_WHAT THIS TASK INVOLVES_. Lines containing the string "page" are to be collected in full.

(Data entries)
□ □ □ □ □ □ □

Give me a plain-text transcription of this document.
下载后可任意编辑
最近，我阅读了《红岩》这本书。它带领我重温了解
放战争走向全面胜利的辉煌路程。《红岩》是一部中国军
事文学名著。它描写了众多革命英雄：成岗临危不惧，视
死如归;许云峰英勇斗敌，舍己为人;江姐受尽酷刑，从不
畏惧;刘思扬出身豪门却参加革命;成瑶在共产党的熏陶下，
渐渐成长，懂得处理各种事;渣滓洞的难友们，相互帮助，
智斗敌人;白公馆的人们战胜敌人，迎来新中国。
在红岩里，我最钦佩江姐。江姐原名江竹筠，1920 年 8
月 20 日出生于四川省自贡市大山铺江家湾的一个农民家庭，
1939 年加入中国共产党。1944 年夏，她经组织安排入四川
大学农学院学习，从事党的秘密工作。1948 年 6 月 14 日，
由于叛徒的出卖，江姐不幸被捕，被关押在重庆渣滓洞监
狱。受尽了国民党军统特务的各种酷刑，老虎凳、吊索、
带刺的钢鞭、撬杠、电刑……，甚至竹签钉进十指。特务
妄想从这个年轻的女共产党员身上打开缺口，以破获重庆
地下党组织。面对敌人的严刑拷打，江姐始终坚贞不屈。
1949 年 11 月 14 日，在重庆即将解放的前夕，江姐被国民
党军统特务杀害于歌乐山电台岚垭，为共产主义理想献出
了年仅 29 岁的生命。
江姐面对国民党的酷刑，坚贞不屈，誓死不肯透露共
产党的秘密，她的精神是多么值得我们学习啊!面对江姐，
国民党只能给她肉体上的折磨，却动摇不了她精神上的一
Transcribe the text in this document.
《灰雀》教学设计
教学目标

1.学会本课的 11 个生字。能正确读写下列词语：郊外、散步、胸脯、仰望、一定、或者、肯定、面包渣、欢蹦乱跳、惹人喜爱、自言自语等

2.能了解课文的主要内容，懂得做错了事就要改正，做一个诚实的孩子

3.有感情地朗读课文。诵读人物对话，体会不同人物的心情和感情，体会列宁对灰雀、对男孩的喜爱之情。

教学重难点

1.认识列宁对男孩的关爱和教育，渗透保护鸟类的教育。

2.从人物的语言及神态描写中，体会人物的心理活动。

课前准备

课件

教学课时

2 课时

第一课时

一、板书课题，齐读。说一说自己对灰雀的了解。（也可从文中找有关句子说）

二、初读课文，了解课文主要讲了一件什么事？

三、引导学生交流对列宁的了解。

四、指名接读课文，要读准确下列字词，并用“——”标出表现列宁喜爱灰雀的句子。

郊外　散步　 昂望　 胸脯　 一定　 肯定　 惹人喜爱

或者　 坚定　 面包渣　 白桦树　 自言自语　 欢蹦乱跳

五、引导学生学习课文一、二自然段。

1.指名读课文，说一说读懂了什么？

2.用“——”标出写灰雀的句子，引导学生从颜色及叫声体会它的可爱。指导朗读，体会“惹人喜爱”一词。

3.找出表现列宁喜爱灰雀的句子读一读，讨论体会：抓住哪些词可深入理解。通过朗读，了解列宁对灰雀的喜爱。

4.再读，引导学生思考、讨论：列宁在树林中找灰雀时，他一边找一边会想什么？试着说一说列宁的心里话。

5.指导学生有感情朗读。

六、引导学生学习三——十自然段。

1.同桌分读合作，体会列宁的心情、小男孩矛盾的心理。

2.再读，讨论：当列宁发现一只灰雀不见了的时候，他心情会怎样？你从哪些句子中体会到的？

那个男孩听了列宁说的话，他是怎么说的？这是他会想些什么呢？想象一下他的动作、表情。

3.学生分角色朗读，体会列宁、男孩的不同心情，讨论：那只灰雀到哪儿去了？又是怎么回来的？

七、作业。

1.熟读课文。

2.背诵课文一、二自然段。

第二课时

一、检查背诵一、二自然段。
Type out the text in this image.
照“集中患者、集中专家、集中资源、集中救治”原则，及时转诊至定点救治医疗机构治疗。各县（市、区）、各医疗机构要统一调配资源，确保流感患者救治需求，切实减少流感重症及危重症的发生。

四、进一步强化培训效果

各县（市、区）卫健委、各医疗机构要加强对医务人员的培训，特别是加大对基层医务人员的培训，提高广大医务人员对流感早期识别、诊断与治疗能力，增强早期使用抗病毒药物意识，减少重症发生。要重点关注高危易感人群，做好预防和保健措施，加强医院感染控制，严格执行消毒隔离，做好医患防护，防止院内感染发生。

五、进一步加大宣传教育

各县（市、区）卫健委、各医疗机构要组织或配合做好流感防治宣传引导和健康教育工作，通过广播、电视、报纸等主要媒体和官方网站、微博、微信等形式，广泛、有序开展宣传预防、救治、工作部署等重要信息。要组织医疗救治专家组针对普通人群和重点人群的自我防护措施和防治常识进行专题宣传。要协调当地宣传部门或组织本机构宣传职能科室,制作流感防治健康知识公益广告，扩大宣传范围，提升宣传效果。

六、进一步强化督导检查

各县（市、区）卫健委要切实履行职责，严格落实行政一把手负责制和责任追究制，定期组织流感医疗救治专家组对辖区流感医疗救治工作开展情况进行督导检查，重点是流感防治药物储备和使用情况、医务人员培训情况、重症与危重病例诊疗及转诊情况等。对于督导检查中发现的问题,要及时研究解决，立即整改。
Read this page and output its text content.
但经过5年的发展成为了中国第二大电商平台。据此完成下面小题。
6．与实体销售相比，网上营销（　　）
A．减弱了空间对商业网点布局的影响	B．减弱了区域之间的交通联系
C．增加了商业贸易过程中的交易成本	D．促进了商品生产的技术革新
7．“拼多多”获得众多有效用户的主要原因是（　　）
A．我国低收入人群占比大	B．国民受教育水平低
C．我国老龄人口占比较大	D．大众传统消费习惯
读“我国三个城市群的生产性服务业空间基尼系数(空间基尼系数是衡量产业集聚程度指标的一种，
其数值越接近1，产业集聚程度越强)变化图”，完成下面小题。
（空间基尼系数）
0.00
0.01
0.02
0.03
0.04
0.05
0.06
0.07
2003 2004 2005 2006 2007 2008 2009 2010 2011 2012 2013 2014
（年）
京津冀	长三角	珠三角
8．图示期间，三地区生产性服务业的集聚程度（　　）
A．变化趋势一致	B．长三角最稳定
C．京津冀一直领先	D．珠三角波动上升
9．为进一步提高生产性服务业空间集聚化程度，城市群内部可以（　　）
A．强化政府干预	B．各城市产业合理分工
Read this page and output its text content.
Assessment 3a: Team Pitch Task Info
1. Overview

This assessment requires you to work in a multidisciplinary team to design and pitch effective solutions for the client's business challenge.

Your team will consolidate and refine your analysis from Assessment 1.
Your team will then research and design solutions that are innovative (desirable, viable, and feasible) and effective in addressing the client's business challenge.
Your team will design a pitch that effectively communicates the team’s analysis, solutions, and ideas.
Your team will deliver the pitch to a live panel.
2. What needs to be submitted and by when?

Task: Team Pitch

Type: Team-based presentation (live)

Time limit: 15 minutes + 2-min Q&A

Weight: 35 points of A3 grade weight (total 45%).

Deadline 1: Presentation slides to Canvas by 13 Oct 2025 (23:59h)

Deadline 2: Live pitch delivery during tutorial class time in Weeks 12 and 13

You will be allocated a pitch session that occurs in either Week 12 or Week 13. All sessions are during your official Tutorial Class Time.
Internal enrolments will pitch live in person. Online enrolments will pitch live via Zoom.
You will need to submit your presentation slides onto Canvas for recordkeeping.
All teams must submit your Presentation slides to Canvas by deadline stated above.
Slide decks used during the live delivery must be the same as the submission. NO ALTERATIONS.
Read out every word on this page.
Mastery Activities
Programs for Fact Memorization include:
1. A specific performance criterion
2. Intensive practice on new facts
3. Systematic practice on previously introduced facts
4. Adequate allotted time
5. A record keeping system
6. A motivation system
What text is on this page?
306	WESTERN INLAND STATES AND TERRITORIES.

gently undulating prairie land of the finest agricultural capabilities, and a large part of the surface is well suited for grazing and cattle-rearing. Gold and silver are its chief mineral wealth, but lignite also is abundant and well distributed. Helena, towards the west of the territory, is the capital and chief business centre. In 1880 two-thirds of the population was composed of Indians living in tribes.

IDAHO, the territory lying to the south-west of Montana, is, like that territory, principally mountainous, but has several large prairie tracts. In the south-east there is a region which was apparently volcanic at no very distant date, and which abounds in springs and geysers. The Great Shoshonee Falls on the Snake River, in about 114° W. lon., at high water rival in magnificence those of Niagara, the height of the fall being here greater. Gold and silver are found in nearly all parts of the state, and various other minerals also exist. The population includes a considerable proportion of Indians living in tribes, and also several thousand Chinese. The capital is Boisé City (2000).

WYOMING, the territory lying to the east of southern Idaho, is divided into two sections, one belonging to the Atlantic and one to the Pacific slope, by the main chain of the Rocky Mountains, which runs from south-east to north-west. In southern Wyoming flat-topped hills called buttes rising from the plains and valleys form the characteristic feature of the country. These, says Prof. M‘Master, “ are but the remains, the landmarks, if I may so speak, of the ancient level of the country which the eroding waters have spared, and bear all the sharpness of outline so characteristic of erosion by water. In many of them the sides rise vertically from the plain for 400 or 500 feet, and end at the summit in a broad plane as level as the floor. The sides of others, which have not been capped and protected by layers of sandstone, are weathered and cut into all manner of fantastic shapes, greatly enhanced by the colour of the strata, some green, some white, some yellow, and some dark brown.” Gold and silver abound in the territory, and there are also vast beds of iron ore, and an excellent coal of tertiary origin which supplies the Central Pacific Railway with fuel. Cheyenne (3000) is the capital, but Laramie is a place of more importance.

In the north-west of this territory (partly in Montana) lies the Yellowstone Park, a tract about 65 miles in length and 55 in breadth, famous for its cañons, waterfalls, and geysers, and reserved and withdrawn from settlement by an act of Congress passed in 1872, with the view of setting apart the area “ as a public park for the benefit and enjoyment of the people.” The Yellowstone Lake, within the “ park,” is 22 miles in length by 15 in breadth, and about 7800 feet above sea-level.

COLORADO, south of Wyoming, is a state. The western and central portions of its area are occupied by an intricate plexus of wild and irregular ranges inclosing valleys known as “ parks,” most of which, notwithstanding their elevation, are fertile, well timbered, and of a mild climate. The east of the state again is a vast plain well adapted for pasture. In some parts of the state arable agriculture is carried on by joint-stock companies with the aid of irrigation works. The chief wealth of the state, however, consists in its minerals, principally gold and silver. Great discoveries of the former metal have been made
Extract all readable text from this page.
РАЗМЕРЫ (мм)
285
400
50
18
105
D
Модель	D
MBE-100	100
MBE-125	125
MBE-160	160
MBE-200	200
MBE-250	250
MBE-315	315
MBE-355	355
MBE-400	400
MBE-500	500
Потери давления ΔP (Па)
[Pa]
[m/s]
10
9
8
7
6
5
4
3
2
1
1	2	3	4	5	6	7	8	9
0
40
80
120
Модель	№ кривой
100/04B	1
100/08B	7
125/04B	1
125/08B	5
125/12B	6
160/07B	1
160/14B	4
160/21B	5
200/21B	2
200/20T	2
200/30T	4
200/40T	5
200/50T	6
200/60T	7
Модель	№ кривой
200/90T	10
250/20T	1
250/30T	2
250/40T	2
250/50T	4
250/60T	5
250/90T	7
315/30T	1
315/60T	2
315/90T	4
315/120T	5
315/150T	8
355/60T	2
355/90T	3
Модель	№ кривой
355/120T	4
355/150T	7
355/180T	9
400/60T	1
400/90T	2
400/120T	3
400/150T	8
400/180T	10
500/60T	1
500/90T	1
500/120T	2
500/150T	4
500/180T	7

□ □ □ □ □ □ □

_THE RESULT_.
Read this page and output its text content.
Read this page and output its text content.
Read out every word on this page.
What text is on this page?
Extract all readable text from this page.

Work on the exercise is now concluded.